>> start Data shown

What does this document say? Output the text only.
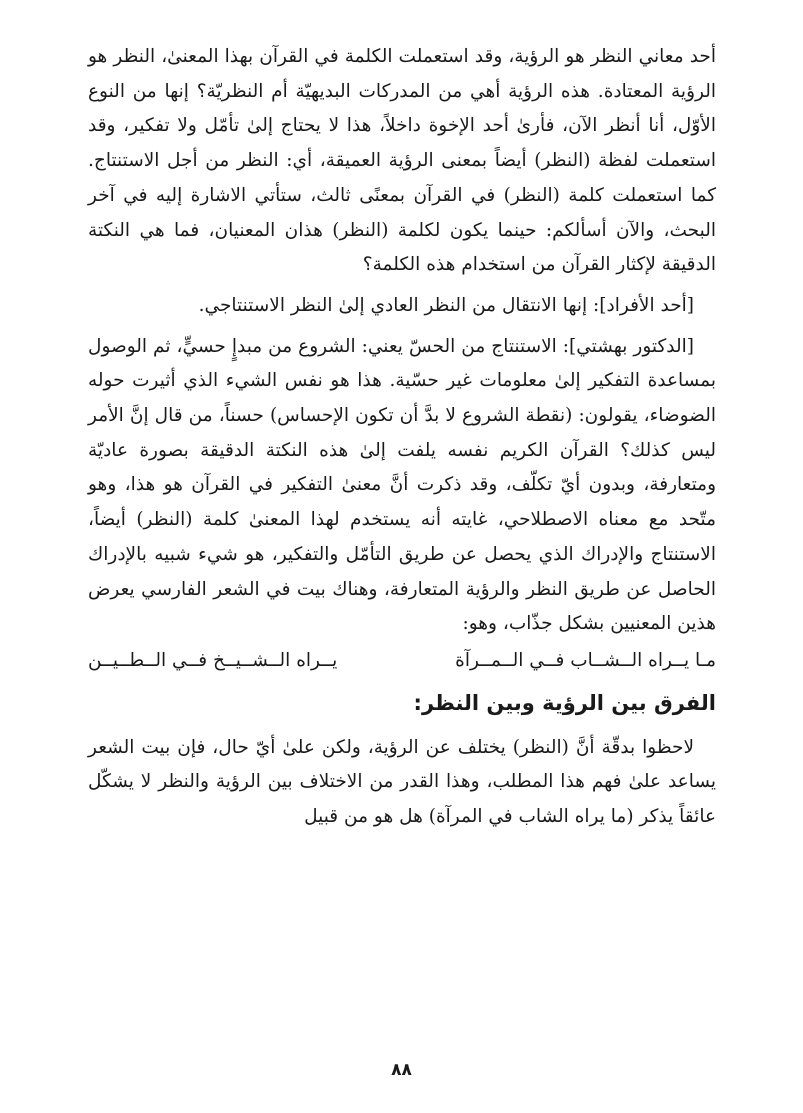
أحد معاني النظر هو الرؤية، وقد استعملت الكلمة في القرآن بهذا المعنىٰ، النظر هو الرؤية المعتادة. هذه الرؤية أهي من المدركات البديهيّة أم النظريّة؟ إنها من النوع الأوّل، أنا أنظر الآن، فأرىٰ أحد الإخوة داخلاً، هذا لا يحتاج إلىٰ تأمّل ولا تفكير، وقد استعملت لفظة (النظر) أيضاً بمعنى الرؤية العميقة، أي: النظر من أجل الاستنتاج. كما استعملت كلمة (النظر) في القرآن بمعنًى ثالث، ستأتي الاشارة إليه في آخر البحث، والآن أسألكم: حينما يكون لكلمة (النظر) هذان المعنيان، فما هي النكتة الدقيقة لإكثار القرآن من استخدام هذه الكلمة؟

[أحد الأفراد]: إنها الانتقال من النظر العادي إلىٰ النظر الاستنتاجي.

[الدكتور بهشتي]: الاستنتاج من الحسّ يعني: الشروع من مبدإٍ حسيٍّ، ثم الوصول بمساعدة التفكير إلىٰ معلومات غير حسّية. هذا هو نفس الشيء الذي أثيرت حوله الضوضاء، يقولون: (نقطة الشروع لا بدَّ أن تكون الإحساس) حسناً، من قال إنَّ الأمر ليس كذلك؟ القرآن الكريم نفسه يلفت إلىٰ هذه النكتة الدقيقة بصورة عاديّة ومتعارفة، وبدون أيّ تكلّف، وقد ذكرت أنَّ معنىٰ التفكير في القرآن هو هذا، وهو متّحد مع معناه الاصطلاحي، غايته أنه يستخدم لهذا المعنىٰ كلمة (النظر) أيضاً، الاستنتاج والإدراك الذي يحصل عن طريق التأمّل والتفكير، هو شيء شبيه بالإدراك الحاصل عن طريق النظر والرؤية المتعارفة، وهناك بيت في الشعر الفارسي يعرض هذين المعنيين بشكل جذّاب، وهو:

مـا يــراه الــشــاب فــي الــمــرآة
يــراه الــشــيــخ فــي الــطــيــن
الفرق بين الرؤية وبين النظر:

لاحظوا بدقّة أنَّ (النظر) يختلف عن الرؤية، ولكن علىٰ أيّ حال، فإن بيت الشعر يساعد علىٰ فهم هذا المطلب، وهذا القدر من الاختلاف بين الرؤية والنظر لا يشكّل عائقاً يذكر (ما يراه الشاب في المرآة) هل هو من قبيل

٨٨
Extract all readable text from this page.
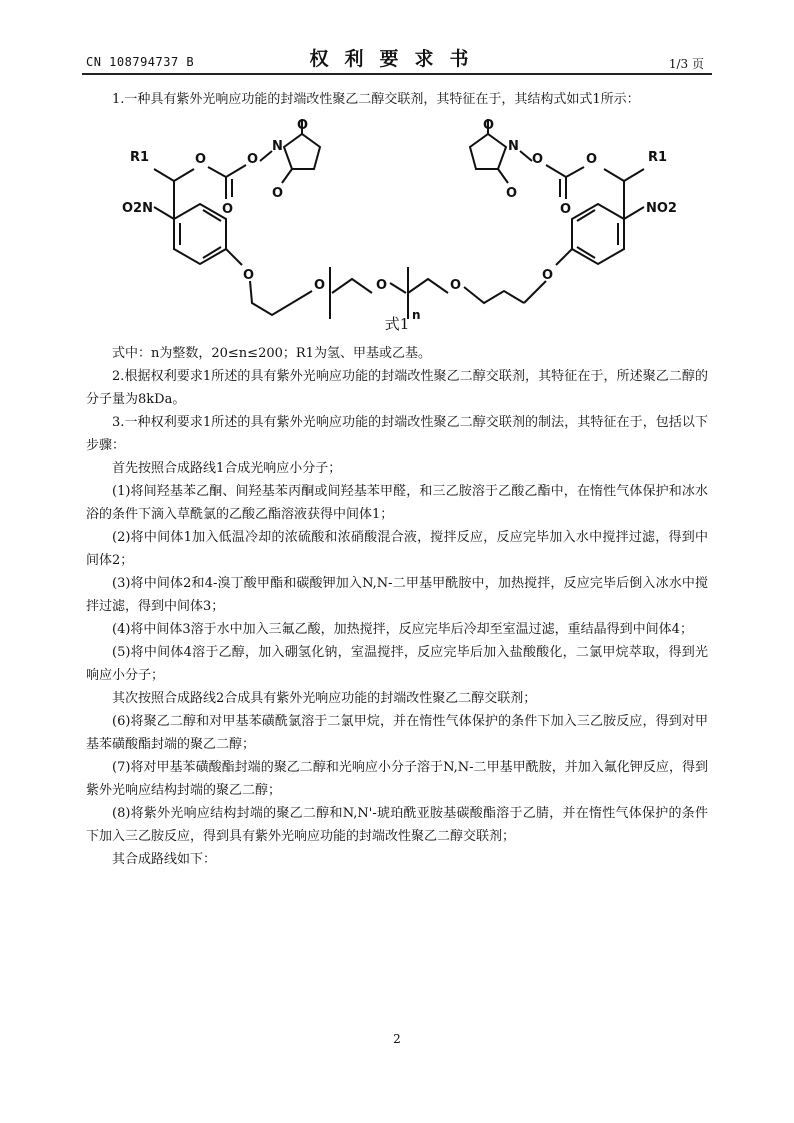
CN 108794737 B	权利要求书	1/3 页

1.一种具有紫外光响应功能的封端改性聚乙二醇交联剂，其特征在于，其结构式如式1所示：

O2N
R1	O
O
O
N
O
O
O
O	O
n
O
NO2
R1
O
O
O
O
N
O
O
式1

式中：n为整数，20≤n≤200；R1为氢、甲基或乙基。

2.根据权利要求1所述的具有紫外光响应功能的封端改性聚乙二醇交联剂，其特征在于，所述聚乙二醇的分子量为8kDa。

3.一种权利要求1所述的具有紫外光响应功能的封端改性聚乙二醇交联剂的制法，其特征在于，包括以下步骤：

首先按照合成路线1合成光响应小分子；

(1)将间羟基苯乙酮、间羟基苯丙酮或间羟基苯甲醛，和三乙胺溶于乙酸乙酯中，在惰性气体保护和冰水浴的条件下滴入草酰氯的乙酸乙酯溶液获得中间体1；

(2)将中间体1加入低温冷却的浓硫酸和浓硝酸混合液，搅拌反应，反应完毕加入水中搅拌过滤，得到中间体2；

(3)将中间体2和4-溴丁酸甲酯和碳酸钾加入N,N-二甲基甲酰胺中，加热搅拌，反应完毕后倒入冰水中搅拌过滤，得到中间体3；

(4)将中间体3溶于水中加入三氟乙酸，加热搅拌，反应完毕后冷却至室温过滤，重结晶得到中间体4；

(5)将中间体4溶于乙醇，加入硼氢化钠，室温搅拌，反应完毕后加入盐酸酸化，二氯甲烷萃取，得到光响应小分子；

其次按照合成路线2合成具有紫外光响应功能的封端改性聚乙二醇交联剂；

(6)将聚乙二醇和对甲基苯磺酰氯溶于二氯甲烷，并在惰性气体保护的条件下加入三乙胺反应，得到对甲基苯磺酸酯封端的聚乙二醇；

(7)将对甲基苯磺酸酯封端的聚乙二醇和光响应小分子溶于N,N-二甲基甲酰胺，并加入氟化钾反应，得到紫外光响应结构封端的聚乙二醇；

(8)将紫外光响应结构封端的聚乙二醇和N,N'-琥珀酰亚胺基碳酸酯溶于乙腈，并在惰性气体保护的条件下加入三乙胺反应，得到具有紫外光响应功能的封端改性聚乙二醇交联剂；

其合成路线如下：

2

>> end Data shown
>> start Data shown

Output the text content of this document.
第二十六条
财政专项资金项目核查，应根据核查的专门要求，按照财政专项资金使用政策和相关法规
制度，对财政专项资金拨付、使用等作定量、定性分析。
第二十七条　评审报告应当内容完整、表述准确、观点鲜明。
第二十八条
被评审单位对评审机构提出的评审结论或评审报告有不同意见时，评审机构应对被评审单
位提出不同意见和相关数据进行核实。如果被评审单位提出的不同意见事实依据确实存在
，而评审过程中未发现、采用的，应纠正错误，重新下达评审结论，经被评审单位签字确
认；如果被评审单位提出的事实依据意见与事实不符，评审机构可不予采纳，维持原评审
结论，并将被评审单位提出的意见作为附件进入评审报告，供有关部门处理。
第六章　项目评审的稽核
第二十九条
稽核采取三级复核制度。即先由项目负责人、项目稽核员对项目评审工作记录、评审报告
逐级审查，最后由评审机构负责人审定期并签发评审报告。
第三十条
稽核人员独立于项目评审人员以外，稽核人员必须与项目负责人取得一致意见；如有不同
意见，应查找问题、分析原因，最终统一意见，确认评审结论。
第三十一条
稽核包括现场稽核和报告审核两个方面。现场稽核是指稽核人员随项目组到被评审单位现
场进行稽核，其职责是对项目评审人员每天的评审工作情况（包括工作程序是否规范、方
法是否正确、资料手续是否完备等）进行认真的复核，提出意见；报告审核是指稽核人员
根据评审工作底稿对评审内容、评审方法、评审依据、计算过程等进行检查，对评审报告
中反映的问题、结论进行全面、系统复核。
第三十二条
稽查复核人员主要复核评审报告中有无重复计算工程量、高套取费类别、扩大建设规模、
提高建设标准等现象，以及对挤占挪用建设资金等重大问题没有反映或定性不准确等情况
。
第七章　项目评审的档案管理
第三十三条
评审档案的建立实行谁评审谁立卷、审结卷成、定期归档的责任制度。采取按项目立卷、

>> end Data shown
>> start Data shown

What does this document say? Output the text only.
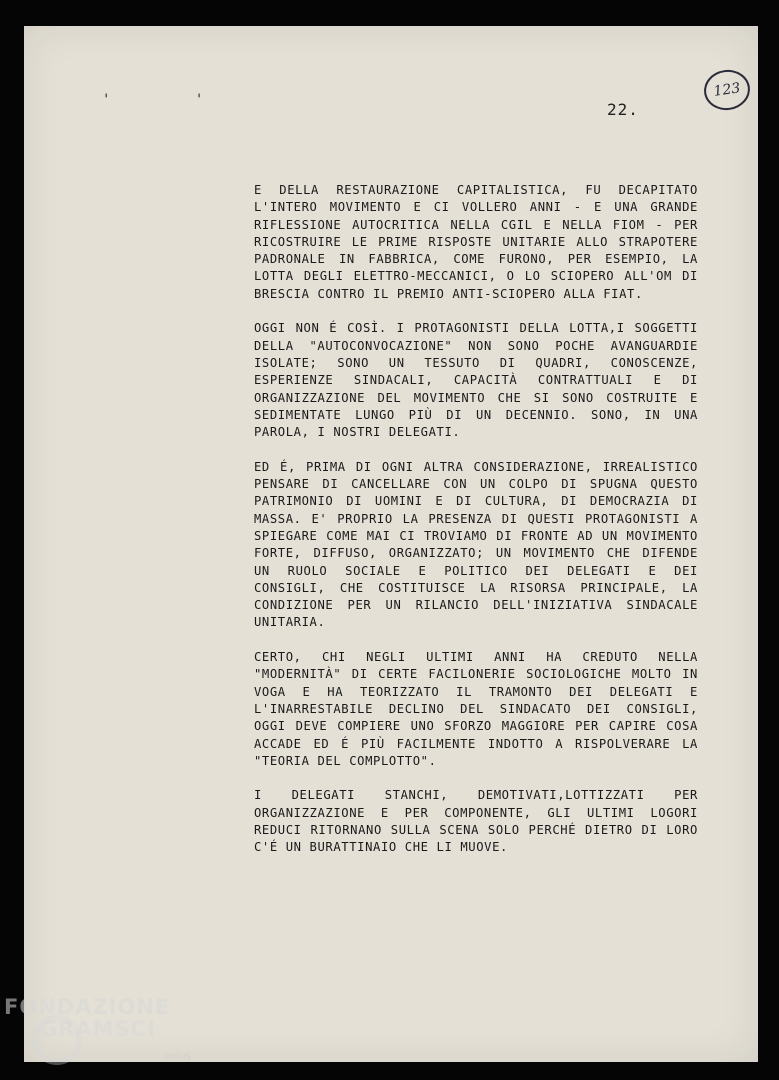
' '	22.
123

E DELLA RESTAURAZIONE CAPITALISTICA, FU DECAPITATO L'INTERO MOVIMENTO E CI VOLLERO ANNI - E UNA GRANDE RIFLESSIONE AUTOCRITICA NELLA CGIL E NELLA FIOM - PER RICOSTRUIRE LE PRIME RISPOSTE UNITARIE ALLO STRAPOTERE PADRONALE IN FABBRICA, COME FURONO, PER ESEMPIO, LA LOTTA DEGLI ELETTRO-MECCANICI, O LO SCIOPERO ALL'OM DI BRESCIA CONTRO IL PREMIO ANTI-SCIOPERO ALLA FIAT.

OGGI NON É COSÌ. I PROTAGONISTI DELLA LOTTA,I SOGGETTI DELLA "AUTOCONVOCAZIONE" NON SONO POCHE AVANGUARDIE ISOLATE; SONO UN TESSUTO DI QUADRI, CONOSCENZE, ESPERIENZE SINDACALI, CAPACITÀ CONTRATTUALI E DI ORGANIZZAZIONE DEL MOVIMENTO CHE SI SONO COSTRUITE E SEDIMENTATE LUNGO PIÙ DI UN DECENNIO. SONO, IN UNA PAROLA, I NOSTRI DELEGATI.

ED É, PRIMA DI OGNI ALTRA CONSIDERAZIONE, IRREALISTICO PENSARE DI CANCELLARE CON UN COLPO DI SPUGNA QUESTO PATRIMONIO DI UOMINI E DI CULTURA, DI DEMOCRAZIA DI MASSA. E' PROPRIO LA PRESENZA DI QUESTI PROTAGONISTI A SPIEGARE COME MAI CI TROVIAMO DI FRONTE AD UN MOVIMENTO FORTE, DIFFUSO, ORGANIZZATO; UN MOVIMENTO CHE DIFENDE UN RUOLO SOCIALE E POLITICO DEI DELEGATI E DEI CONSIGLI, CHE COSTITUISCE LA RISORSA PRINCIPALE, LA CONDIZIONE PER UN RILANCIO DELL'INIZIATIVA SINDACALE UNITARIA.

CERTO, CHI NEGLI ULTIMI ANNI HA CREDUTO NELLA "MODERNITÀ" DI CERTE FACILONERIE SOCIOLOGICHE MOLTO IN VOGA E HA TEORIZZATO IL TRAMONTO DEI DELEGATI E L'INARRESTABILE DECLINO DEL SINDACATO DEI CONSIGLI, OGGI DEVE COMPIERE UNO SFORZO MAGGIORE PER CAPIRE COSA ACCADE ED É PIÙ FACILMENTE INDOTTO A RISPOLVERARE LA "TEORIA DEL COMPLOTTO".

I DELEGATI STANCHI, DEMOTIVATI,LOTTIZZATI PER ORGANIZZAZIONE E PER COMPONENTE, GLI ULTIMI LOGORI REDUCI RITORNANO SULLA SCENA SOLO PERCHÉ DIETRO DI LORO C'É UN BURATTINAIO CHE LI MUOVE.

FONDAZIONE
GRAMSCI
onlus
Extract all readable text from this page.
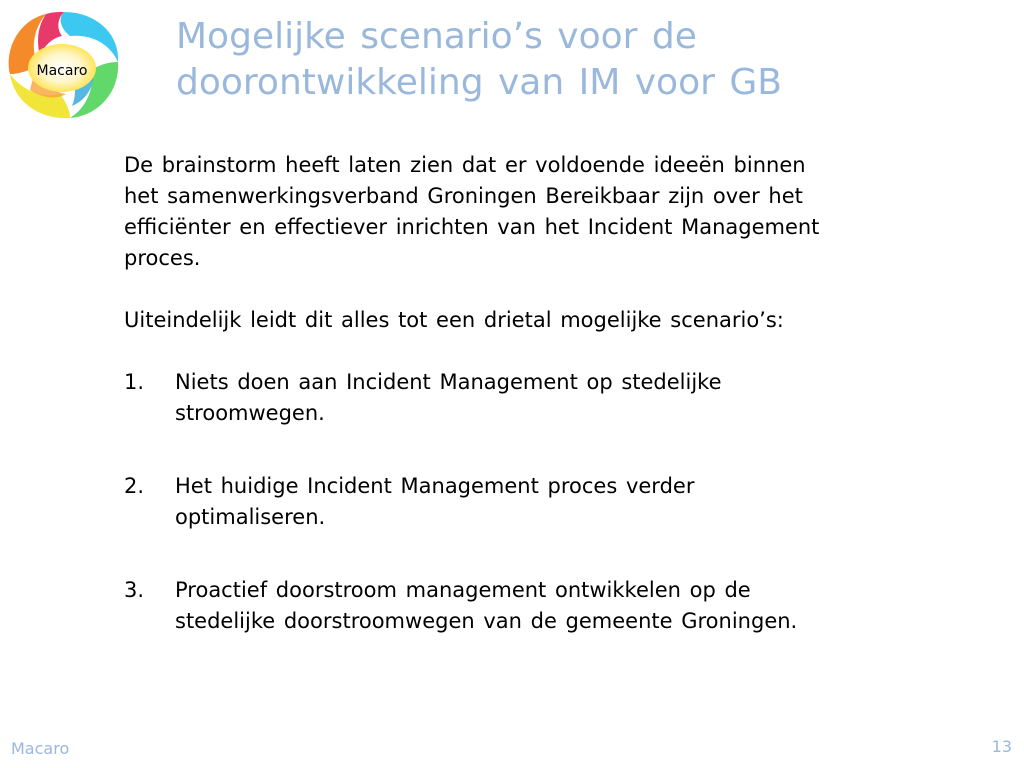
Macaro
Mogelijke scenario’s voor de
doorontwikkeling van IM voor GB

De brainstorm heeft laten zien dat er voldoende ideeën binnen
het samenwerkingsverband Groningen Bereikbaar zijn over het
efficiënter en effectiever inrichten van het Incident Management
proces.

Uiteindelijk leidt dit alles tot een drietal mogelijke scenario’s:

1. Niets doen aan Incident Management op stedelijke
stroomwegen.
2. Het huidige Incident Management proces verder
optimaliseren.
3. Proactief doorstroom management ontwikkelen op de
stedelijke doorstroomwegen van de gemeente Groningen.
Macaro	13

>> end Data shown

Copy every line above that holds the word "ULTIMI".

• Output for this task:
CERTO, CHI NEGLI ULTIMI ANNI HA CREDUTO NELLA "MODERNITÀ" DI CERTE FACILONERIE SOCIOLOGICHE MOLTO IN VOGA E HA TEORIZZATO IL TRAMONTO DEI DELEGATI E L'INARRESTABILE DECLINO DEL SINDACATO DEI CONSIGLI, OGGI DEVE COMPIERE UNO SFORZO MAGGIORE PER CAPIRE COSA ACCADE ED É PIÙ FACILMENTE INDOTTO A RISPOLVERARE LA "TEORIA DEL COMPLOTTO".
I DELEGATI STANCHI, DEMOTIVATI,LOTTIZZATI PER ORGANIZZAZIONE E PER COMPONENTE, GLI ULTIMI LOGORI REDUCI RITORNANO SULLA SCENA SOLO PERCHÉ DIETRO DI LORO C'É UN BURATTINAIO CHE LI MUOVE.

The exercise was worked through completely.